### What needs to be done
Write out all the entries word for word, but skip any images.

Dataset rows:
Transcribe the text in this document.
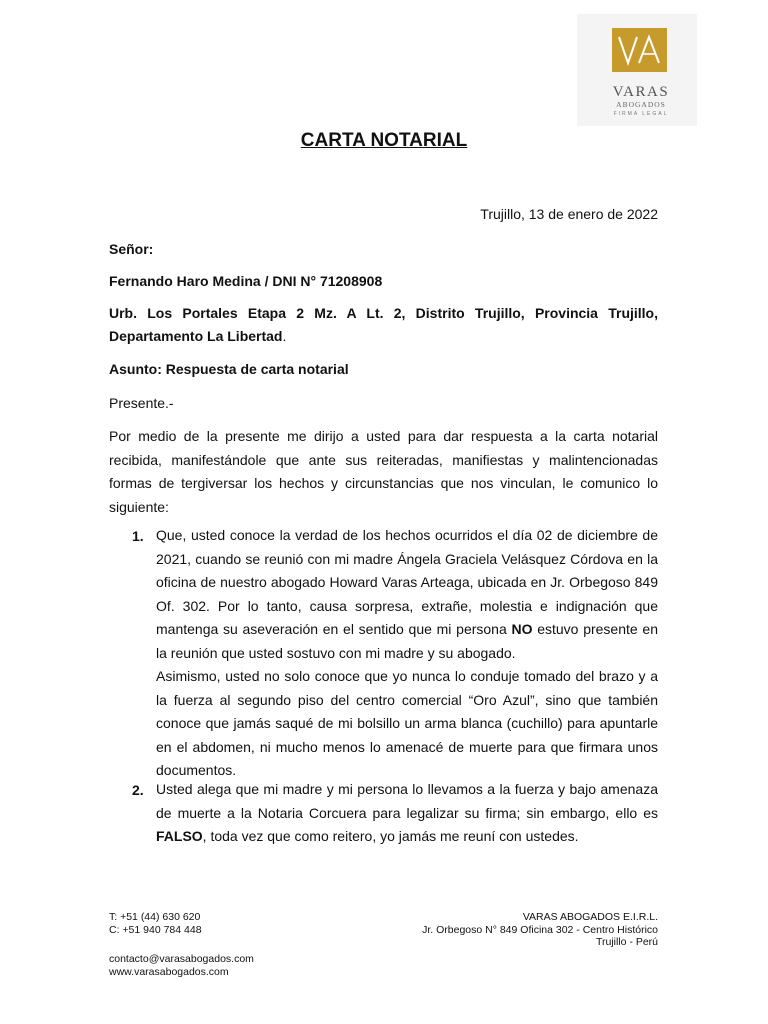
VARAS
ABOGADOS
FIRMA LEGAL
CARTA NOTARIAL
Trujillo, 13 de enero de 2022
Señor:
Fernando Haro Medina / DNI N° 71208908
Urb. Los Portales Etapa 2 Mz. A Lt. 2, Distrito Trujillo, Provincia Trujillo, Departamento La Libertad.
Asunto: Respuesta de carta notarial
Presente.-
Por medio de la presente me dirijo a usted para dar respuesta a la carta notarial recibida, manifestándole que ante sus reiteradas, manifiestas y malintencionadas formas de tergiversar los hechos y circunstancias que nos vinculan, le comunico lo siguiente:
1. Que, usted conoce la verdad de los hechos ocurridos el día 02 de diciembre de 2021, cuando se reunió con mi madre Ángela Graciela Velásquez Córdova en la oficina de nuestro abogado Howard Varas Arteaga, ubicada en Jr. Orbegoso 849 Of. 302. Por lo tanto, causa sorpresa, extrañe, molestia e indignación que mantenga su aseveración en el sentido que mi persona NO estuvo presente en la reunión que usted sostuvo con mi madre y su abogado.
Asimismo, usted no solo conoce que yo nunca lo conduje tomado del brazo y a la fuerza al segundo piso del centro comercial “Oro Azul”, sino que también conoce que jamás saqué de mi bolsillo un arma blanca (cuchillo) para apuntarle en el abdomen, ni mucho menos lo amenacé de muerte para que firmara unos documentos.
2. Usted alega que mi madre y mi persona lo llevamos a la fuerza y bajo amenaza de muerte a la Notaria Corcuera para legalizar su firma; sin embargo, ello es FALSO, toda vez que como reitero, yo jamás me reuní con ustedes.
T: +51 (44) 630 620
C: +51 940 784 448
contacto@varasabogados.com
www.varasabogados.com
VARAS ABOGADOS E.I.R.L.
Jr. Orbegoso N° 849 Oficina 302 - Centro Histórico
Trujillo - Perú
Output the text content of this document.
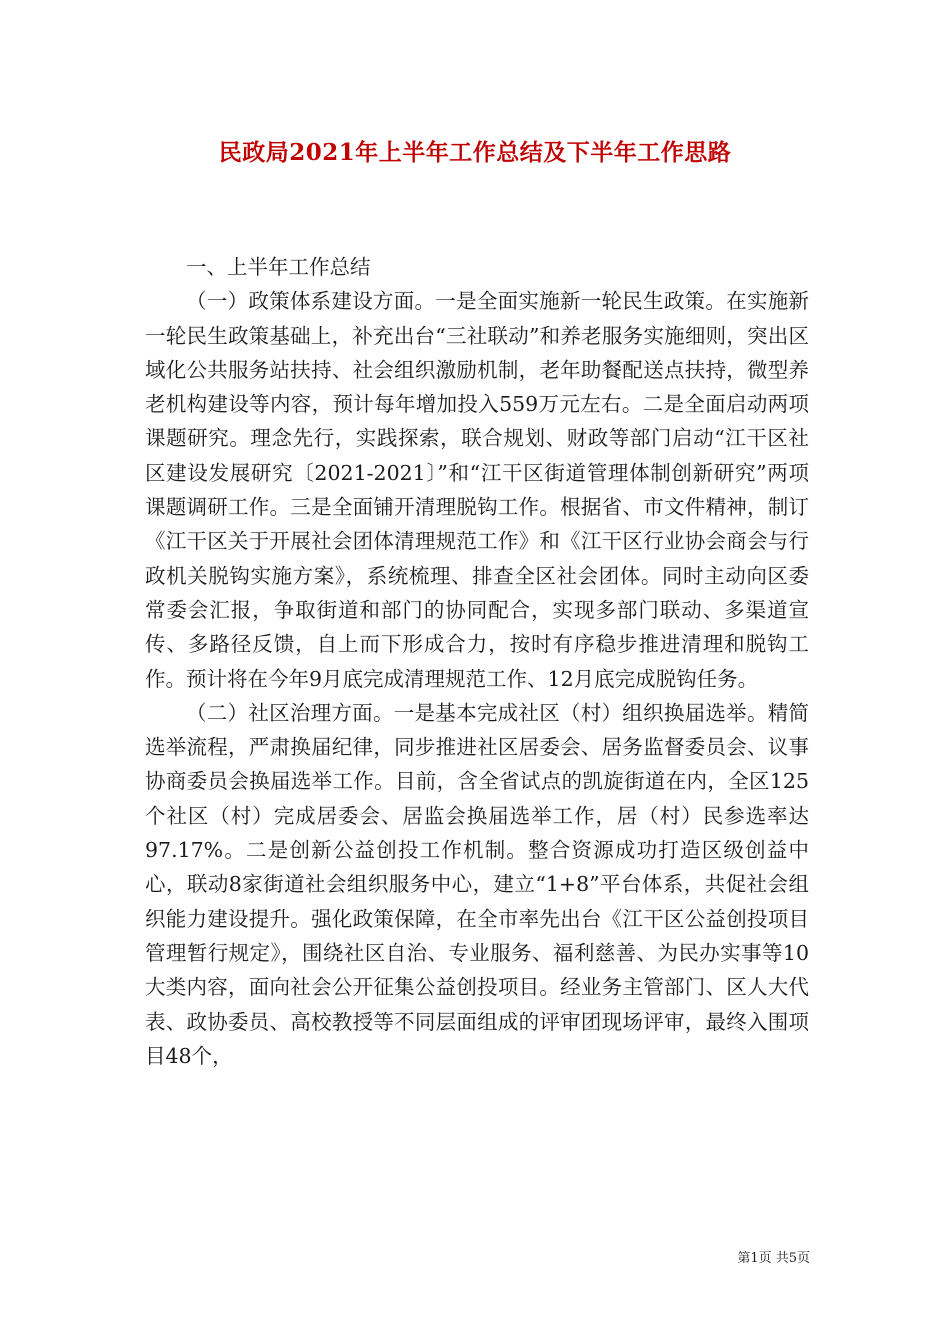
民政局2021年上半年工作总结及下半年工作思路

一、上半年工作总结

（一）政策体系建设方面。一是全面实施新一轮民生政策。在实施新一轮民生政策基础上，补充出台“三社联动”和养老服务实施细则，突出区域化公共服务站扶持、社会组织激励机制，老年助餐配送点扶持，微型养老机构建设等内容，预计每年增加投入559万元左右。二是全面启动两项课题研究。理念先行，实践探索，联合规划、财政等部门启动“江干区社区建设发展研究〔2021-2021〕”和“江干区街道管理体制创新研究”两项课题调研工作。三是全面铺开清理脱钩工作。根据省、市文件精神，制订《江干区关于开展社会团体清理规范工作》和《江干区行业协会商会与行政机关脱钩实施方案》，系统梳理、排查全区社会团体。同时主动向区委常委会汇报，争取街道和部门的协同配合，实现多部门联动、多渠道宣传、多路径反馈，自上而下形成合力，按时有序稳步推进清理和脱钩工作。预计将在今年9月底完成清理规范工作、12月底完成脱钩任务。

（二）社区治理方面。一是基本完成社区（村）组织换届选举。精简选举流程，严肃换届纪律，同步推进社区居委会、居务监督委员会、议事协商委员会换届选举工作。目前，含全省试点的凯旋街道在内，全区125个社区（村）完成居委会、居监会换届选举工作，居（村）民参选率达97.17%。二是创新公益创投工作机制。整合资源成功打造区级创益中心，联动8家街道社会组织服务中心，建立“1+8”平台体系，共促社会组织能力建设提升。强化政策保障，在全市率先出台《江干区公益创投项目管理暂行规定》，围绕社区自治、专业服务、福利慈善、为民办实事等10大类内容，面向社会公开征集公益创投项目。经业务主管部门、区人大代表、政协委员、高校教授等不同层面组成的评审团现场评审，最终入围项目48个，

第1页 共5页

### Solution to this problem
Transcribe the text in this document.
VARAS
ABOGADOS
FIRMA LEGAL
CARTA NOTARIAL
Trujillo, 13 de enero de 2022
Señor:
Fernando Haro Medina / DNI N° 71208908
Urb. Los Portales Etapa 2 Mz. A Lt. 2, Distrito Trujillo, Provincia Trujillo, Departamento La Libertad.
Asunto: Respuesta de carta notarial
Presente.-
Por medio de la presente me dirijo a usted para dar respuesta a la carta notarial recibida, manifestándole que ante sus reiteradas, manifiestas y malintencionadas formas de tergiversar los hechos y circunstancias que nos vinculan, le comunico lo siguiente:
1. Que, usted conoce la verdad de los hechos ocurridos el día 02 de diciembre de 2021, cuando se reunió con mi madre Ángela Graciela Velásquez Córdova en la oficina de nuestro abogado Howard Varas Arteaga, ubicada en Jr. Orbegoso 849 Of. 302. Por lo tanto, causa sorpresa, extrañe, molestia e indignación que mantenga su aseveración en el sentido que mi persona NO estuvo presente en la reunión que usted sostuvo con mi madre y su abogado.
Asimismo, usted no solo conoce que yo nunca lo conduje tomado del brazo y a la fuerza al segundo piso del centro comercial “Oro Azul”, sino que también conoce que jamás saqué de mi bolsillo un arma blanca (cuchillo) para apuntarle en el abdomen, ni mucho menos lo amenacé de muerte para que firmara unos documentos.
2. Usted alega que mi madre y mi persona lo llevamos a la fuerza y bajo amenaza de muerte a la Notaria Corcuera para legalizar su firma; sin embargo, ello es FALSO, toda vez que como reitero, yo jamás me reuní con ustedes.
T: +51 (44) 630 620
C: +51 940 784 448
contacto@varasabogados.com
www.varasabogados.com
VARAS ABOGADOS E.I.R.L.
Jr. Orbegoso N° 849 Oficina 302 - Centro Histórico
Trujillo - Perú
Output the text content of this document.
民政局2021年上半年工作总结及下半年工作思路

一、上半年工作总结

（一）政策体系建设方面。一是全面实施新一轮民生政策。在实施新一轮民生政策基础上，补充出台“三社联动”和养老服务实施细则，突出区域化公共服务站扶持、社会组织激励机制，老年助餐配送点扶持，微型养老机构建设等内容，预计每年增加投入559万元左右。二是全面启动两项课题研究。理念先行，实践探索，联合规划、财政等部门启动“江干区社区建设发展研究〔2021-2021〕”和“江干区街道管理体制创新研究”两项课题调研工作。三是全面铺开清理脱钩工作。根据省、市文件精神，制订《江干区关于开展社会团体清理规范工作》和《江干区行业协会商会与行政机关脱钩实施方案》，系统梳理、排查全区社会团体。同时主动向区委常委会汇报，争取街道和部门的协同配合，实现多部门联动、多渠道宣传、多路径反馈，自上而下形成合力，按时有序稳步推进清理和脱钩工作。预计将在今年9月底完成清理规范工作、12月底完成脱钩任务。

（二）社区治理方面。一是基本完成社区（村）组织换届选举。精简选举流程，严肃换届纪律，同步推进社区居委会、居务监督委员会、议事协商委员会换届选举工作。目前，含全省试点的凯旋街道在内，全区125个社区（村）完成居委会、居监会换届选举工作，居（村）民参选率达97.17%。二是创新公益创投工作机制。整合资源成功打造区级创益中心，联动8家街道社会组织服务中心，建立“1+8”平台体系，共促社会组织能力建设提升。强化政策保障，在全市率先出台《江干区公益创投项目管理暂行规定》，围绕社区自治、专业服务、福利慈善、为民办实事等10大类内容，面向社会公开征集公益创投项目。经业务主管部门、区人大代表、政协委员、高校教授等不同层面组成的评审团现场评审，最终入围项目48个，

第1页 共5页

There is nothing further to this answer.